-- BEGIN --

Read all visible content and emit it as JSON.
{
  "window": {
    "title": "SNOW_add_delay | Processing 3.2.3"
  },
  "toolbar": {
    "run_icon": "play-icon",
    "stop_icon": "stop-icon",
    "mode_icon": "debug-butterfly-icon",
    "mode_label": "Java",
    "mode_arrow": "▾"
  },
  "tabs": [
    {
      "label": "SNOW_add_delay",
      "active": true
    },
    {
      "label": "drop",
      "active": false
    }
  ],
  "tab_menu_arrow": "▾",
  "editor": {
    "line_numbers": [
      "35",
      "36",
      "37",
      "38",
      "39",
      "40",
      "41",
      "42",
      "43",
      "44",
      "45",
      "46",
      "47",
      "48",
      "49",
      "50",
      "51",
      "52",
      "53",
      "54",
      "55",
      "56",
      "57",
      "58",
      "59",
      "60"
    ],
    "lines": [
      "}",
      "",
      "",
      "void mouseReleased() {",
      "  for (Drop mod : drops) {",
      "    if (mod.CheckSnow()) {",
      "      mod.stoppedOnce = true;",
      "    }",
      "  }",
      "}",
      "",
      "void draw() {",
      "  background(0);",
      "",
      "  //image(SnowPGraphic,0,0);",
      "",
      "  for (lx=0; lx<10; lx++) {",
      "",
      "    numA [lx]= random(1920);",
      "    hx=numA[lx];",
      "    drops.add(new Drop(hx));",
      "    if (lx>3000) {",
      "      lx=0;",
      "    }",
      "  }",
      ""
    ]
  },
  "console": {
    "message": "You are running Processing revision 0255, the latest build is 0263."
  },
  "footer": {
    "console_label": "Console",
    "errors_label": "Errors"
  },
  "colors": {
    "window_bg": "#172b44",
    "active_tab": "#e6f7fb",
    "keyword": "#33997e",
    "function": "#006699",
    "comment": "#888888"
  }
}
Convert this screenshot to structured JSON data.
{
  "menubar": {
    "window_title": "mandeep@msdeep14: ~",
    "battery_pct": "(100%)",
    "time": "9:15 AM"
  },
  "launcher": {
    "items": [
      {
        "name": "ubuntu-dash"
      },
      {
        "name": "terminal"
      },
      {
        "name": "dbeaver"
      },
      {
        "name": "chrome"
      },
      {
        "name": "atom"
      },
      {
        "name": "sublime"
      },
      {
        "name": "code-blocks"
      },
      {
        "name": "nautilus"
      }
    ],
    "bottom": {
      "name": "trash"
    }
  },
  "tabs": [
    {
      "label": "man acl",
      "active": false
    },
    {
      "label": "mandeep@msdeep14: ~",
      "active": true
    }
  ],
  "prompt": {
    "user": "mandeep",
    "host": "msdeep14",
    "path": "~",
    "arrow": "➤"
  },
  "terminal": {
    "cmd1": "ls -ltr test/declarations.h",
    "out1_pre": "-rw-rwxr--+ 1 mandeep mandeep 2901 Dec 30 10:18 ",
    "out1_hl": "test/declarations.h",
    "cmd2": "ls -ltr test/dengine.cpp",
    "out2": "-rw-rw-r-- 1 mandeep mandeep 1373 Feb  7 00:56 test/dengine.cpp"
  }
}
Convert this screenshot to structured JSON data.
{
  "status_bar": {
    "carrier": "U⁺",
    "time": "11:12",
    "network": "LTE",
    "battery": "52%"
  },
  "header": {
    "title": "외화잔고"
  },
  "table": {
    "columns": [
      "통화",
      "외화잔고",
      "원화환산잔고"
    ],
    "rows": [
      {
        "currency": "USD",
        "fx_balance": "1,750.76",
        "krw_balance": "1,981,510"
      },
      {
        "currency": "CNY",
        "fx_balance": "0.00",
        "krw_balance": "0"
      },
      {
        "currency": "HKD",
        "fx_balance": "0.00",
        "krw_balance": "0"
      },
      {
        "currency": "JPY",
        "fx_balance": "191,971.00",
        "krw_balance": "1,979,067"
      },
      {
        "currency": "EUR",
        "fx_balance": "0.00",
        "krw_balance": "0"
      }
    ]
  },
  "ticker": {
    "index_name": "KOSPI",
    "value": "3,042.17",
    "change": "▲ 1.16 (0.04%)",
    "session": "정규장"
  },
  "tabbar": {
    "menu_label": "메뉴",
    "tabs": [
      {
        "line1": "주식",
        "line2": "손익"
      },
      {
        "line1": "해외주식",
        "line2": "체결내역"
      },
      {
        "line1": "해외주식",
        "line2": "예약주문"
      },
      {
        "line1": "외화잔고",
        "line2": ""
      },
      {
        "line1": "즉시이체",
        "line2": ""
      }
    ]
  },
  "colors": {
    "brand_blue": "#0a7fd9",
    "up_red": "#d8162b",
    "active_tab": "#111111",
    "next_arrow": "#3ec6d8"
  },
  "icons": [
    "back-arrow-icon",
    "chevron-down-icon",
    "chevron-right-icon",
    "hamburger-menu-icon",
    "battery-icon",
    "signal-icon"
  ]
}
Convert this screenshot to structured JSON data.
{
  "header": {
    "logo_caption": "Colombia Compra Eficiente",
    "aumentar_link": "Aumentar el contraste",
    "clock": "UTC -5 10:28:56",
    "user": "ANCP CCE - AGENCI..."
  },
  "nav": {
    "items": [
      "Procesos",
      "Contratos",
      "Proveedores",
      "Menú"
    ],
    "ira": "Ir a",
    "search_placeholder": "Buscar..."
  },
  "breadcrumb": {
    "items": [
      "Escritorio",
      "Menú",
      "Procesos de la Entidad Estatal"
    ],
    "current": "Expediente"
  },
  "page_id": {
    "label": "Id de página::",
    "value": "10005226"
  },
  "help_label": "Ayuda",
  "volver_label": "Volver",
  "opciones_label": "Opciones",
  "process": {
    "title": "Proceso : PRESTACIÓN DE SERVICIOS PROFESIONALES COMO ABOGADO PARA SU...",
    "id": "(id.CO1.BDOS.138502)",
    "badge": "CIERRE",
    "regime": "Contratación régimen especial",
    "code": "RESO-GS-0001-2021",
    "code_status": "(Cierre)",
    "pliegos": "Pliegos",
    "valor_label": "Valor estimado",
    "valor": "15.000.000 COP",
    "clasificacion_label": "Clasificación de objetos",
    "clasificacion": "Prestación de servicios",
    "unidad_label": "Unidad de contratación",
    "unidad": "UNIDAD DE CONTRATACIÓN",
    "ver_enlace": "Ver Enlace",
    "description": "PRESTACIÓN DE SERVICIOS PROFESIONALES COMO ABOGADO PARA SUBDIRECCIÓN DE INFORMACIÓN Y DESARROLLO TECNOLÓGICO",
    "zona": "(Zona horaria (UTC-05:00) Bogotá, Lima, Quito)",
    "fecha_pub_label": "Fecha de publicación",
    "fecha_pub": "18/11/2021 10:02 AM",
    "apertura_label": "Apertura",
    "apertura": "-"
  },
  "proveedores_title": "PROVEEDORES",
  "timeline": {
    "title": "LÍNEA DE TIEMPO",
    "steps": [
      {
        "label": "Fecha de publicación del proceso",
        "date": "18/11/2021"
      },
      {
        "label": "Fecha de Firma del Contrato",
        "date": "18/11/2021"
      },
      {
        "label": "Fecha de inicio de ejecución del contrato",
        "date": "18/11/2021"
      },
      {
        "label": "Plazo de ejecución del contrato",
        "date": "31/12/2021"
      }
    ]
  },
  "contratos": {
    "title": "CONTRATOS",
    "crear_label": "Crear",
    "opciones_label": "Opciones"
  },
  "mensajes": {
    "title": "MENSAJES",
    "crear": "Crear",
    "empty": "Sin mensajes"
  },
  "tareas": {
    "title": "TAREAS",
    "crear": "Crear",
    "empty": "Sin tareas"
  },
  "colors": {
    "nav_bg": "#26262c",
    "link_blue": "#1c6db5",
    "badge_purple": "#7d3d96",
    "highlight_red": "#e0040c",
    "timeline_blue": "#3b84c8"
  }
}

-- END --

■ **EXERCISE DETAILS**
Exactly reproduce every line of the records.

■ **TASK RESULT**
Read all visible content and emit it as JSON.
{
  "window": {
    "title": "SNOW_add_delay | Processing 3.2.3"
  },
  "toolbar": {
    "run_icon": "play-icon",
    "stop_icon": "stop-icon",
    "mode_icon": "debug-butterfly-icon",
    "mode_label": "Java",
    "mode_arrow": "▾"
  },
  "tabs": [
    {
      "label": "SNOW_add_delay",
      "active": true
    },
    {
      "label": "drop",
      "active": false
    }
  ],
  "tab_menu_arrow": "▾",
  "editor": {
    "line_numbers": [
      "35",
      "36",
      "37",
      "38",
      "39",
      "40",
      "41",
      "42",
      "43",
      "44",
      "45",
      "46",
      "47",
      "48",
      "49",
      "50",
      "51",
      "52",
      "53",
      "54",
      "55",
      "56",
      "57",
      "58",
      "59",
      "60"
    ],
    "lines": [
      "}",
      "",
      "",
      "void mouseReleased() {",
      "  for (Drop mod : drops) {",
      "    if (mod.CheckSnow()) {",
      "      mod.stoppedOnce = true;",
      "    }",
      "  }",
      "}",
      "",
      "void draw() {",
      "  background(0);",
      "",
      "  //image(SnowPGraphic,0,0);",
      "",
      "  for (lx=0; lx<10; lx++) {",
      "",
      "    numA [lx]= random(1920);",
      "    hx=numA[lx];",
      "    drops.add(new Drop(hx));",
      "    if (lx>3000) {",
      "      lx=0;",
      "    }",
      "  }",
      ""
    ]
  },
  "console": {
    "message": "You are running Processing revision 0255, the latest build is 0263."
  },
  "footer": {
    "console_label": "Console",
    "errors_label": "Errors"
  },
  "colors": {
    "window_bg": "#172b44",
    "active_tab": "#e6f7fb",
    "keyword": "#33997e",
    "function": "#006699",
    "comment": "#888888"
  }
}
Convert this screenshot to structured JSON data.
{
  "menubar": {
    "window_title": "mandeep@msdeep14: ~",
    "battery_pct": "(100%)",
    "time": "9:15 AM"
  },
  "launcher": {
    "items": [
      {
        "name": "ubuntu-dash"
      },
      {
        "name": "terminal"
      },
      {
        "name": "dbeaver"
      },
      {
        "name": "chrome"
      },
      {
        "name": "atom"
      },
      {
        "name": "sublime"
      },
      {
        "name": "code-blocks"
      },
      {
        "name": "nautilus"
      }
    ],
    "bottom": {
      "name": "trash"
    }
  },
  "tabs": [
    {
      "label": "man acl",
      "active": false
    },
    {
      "label": "mandeep@msdeep14: ~",
      "active": true
    }
  ],
  "prompt": {
    "user": "mandeep",
    "host": "msdeep14",
    "path": "~",
    "arrow": "➤"
  },
  "terminal": {
    "cmd1": "ls -ltr test/declarations.h",
    "out1_pre": "-rw-rwxr--+ 1 mandeep mandeep 2901 Dec 30 10:18 ",
    "out1_hl": "test/declarations.h",
    "cmd2": "ls -ltr test/dengine.cpp",
    "out2": "-rw-rw-r-- 1 mandeep mandeep 1373 Feb  7 00:56 test/dengine.cpp"
  }
}
Convert this screenshot to structured JSON data.
{
  "status_bar": {
    "carrier": "U⁺",
    "time": "11:12",
    "network": "LTE",
    "battery": "52%"
  },
  "header": {
    "title": "외화잔고"
  },
  "table": {
    "columns": [
      "통화",
      "외화잔고",
      "원화환산잔고"
    ],
    "rows": [
      {
        "currency": "USD",
        "fx_balance": "1,750.76",
        "krw_balance": "1,981,510"
      },
      {
        "currency": "CNY",
        "fx_balance": "0.00",
        "krw_balance": "0"
      },
      {
        "currency": "HKD",
        "fx_balance": "0.00",
        "krw_balance": "0"
      },
      {
        "currency": "JPY",
        "fx_balance": "191,971.00",
        "krw_balance": "1,979,067"
      },
      {
        "currency": "EUR",
        "fx_balance": "0.00",
        "krw_balance": "0"
      }
    ]
  },
  "ticker": {
    "index_name": "KOSPI",
    "value": "3,042.17",
    "change": "▲ 1.16 (0.04%)",
    "session": "정규장"
  },
  "tabbar": {
    "menu_label": "메뉴",
    "tabs": [
      {
        "line1": "주식",
        "line2": "손익"
      },
      {
        "line1": "해외주식",
        "line2": "체결내역"
      },
      {
        "line1": "해외주식",
        "line2": "예약주문"
      },
      {
        "line1": "외화잔고",
        "line2": ""
      },
      {
        "line1": "즉시이체",
        "line2": ""
      }
    ]
  },
  "colors": {
    "brand_blue": "#0a7fd9",
    "up_red": "#d8162b",
    "active_tab": "#111111",
    "next_arrow": "#3ec6d8"
  },
  "icons": [
    "back-arrow-icon",
    "chevron-down-icon",
    "chevron-right-icon",
    "hamburger-menu-icon",
    "battery-icon",
    "signal-icon"
  ]
}
Convert this screenshot to structured JSON data.
{
  "header": {
    "logo_caption": "Colombia Compra Eficiente",
    "aumentar_link": "Aumentar el contraste",
    "clock": "UTC -5 10:28:56",
    "user": "ANCP CCE - AGENCI..."
  },
  "nav": {
    "items": [
      "Procesos",
      "Contratos",
      "Proveedores",
      "Menú"
    ],
    "ira": "Ir a",
    "search_placeholder": "Buscar..."
  },
  "breadcrumb": {
    "items": [
      "Escritorio",
      "Menú",
      "Procesos de la Entidad Estatal"
    ],
    "current": "Expediente"
  },
  "page_id": {
    "label": "Id de página::",
    "value": "10005226"
  },
  "help_label": "Ayuda",
  "volver_label": "Volver",
  "opciones_label": "Opciones",
  "process": {
    "title": "Proceso : PRESTACIÓN DE SERVICIOS PROFESIONALES COMO ABOGADO PARA SU...",
    "id": "(id.CO1.BDOS.138502)",
    "badge": "CIERRE",
    "regime": "Contratación régimen especial",
    "code": "RESO-GS-0001-2021",
    "code_status": "(Cierre)",
    "pliegos": "Pliegos",
    "valor_label": "Valor estimado",
    "valor": "15.000.000 COP",
    "clasificacion_label": "Clasificación de objetos",
    "clasificacion": "Prestación de servicios",
    "unidad_label": "Unidad de contratación",
    "unidad": "UNIDAD DE CONTRATACIÓN",
    "ver_enlace": "Ver Enlace",
    "description": "PRESTACIÓN DE SERVICIOS PROFESIONALES COMO ABOGADO PARA SUBDIRECCIÓN DE INFORMACIÓN Y DESARROLLO TECNOLÓGICO",
    "zona": "(Zona horaria (UTC-05:00) Bogotá, Lima, Quito)",
    "fecha_pub_label": "Fecha de publicación",
    "fecha_pub": "18/11/2021 10:02 AM",
    "apertura_label": "Apertura",
    "apertura": "-"
  },
  "proveedores_title": "PROVEEDORES",
  "timeline": {
    "title": "LÍNEA DE TIEMPO",
    "steps": [
      {
        "label": "Fecha de publicación del proceso",
        "date": "18/11/2021"
      },
      {
        "label": "Fecha de Firma del Contrato",
        "date": "18/11/2021"
      },
      {
        "label": "Fecha de inicio de ejecución del contrato",
        "date": "18/11/2021"
      },
      {
        "label": "Plazo de ejecución del contrato",
        "date": "31/12/2021"
      }
    ]
  },
  "contratos": {
    "title": "CONTRATOS",
    "crear_label": "Crear",
    "opciones_label": "Opciones"
  },
  "mensajes": {
    "title": "MENSAJES",
    "crear": "Crear",
    "empty": "Sin mensajes"
  },
  "tareas": {
    "title": "TAREAS",
    "crear": "Crear",
    "empty": "Sin tareas"
  },
  "colors": {
    "nav_bg": "#26262c",
    "link_blue": "#1c6db5",
    "badge_purple": "#7d3d96",
    "highlight_red": "#e0040c",
    "timeline_blue": "#3b84c8"
  }
}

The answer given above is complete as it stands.